__Goal__:
All of the data below should be written out exactly.

__Dataset excerpts__:

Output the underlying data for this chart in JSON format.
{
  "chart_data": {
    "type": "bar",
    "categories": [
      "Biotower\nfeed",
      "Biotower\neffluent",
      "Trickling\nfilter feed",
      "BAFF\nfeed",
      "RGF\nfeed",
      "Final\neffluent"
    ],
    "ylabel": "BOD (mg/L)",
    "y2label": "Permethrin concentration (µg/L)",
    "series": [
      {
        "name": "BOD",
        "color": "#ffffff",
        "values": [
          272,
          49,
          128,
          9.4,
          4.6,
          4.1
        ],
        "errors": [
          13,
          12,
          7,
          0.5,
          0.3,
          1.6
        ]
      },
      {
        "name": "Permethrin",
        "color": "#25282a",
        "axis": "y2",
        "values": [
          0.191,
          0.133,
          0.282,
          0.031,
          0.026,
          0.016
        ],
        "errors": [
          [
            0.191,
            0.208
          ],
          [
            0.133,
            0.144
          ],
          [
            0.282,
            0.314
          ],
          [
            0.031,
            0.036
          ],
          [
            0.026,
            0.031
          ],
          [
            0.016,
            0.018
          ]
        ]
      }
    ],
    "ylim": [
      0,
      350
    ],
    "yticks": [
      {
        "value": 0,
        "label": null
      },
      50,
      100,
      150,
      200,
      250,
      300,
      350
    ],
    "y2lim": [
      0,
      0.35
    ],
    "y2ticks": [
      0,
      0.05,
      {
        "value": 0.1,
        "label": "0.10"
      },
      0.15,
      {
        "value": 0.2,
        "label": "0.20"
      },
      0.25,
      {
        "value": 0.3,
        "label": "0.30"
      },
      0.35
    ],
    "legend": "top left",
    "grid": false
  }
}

__Exercise solution__:
Output the underlying data for this chart in JSON format.
{
  "chart_data": {
    "type": "bar",
    "categories": [
      "Biotower\nfeed",
      "Biotower\neffluent",
      "Trickling\nfilter feed",
      "BAFF\nfeed",
      "RGF\nfeed",
      "Final\neffluent"
    ],
    "ylabel": "BOD (mg/L)",
    "y2label": "Permethrin concentration (µg/L)",
    "series": [
      {
        "name": "BOD",
        "color": "#ffffff",
        "values": [
          272,
          49,
          128,
          9.4,
          4.6,
          4.1
        ],
        "errors": [
          13,
          12,
          7,
          0.5,
          0.3,
          1.6
        ]
      },
      {
        "name": "Permethrin",
        "color": "#25282a",
        "axis": "y2",
        "values": [
          0.191,
          0.133,
          0.282,
          0.031,
          0.026,
          0.016
        ],
        "errors": [
          [
            0.191,
            0.208
          ],
          [
            0.133,
            0.144
          ],
          [
            0.282,
            0.314
          ],
          [
            0.031,
            0.036
          ],
          [
            0.026,
            0.031
          ],
          [
            0.016,
            0.018
          ]
        ]
      }
    ],
    "ylim": [
      0,
      350
    ],
    "yticks": [
      {
        "value": 0,
        "label": null
      },
      50,
      100,
      150,
      200,
      250,
      300,
      350
    ],
    "y2lim": [
      0,
      0.35
    ],
    "y2ticks": [
      0,
      0.05,
      {
        "value": 0.1,
        "label": "0.10"
      },
      0.15,
      {
        "value": 0.2,
        "label": "0.20"
      },
      0.25,
      {
        "value": 0.3,
        "label": "0.30"
      },
      0.35
    ],
    "legend": "top left",
    "grid": false
  }
}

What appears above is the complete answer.